>> BEGIN EXERCISE INPUT

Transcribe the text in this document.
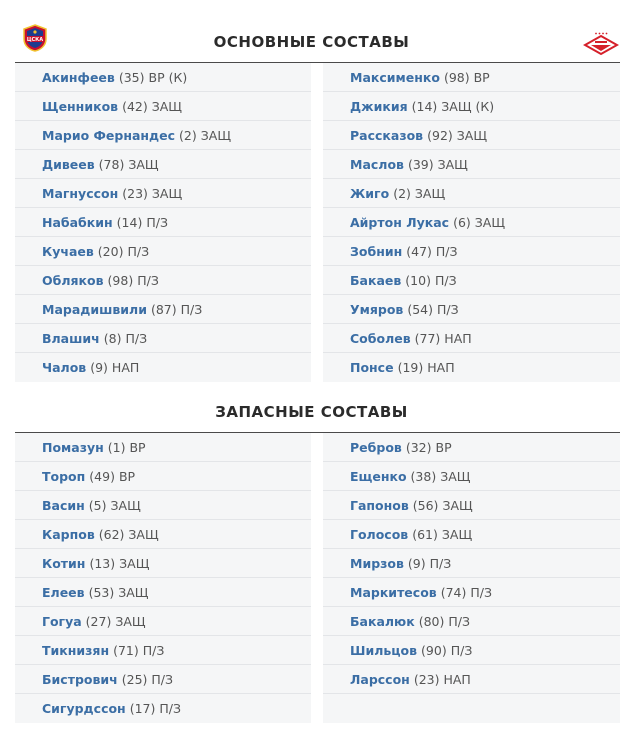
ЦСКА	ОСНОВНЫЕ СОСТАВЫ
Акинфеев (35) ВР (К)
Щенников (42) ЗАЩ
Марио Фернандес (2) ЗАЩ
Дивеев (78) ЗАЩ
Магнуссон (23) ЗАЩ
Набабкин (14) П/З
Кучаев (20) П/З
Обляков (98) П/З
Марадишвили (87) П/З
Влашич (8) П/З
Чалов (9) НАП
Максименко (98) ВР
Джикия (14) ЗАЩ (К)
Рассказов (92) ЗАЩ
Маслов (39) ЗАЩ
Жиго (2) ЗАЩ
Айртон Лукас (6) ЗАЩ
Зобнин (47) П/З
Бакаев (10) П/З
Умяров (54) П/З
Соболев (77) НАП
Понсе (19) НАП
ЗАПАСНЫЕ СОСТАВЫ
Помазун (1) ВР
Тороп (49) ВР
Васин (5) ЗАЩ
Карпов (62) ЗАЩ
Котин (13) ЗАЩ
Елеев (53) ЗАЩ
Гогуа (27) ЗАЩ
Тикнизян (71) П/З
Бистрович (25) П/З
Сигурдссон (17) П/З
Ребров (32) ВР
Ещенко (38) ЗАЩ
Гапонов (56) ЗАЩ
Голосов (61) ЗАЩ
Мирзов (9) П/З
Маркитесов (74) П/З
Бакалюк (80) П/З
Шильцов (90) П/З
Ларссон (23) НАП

>> END EXERCISE INPUT

### WORK INSTRUCTIONS
What you return should match the records above word for word, minus the pictures.

### PROBLEM SOLUTION
Transcribe the text in this document.
ЦСКА	ОСНОВНЫЕ СОСТАВЫ
Акинфеев (35) ВР (К)
Щенников (42) ЗАЩ
Марио Фернандес (2) ЗАЩ
Дивеев (78) ЗАЩ
Магнуссон (23) ЗАЩ
Набабкин (14) П/З
Кучаев (20) П/З
Обляков (98) П/З
Марадишвили (87) П/З
Влашич (8) П/З
Чалов (9) НАП
Максименко (98) ВР
Джикия (14) ЗАЩ (К)
Рассказов (92) ЗАЩ
Маслов (39) ЗАЩ
Жиго (2) ЗАЩ
Айртон Лукас (6) ЗАЩ
Зобнин (47) П/З
Бакаев (10) П/З
Умяров (54) П/З
Соболев (77) НАП
Понсе (19) НАП
ЗАПАСНЫЕ СОСТАВЫ
Помазун (1) ВР
Тороп (49) ВР
Васин (5) ЗАЩ
Карпов (62) ЗАЩ
Котин (13) ЗАЩ
Елеев (53) ЗАЩ
Гогуа (27) ЗАЩ
Тикнизян (71) П/З
Бистрович (25) П/З
Сигурдссон (17) П/З
Ребров (32) ВР
Ещенко (38) ЗАЩ
Гапонов (56) ЗАЩ
Голосов (61) ЗАЩ
Мирзов (9) П/З
Маркитесов (74) П/З
Бакалюк (80) П/З
Шильцов (90) П/З
Ларссон (23) НАП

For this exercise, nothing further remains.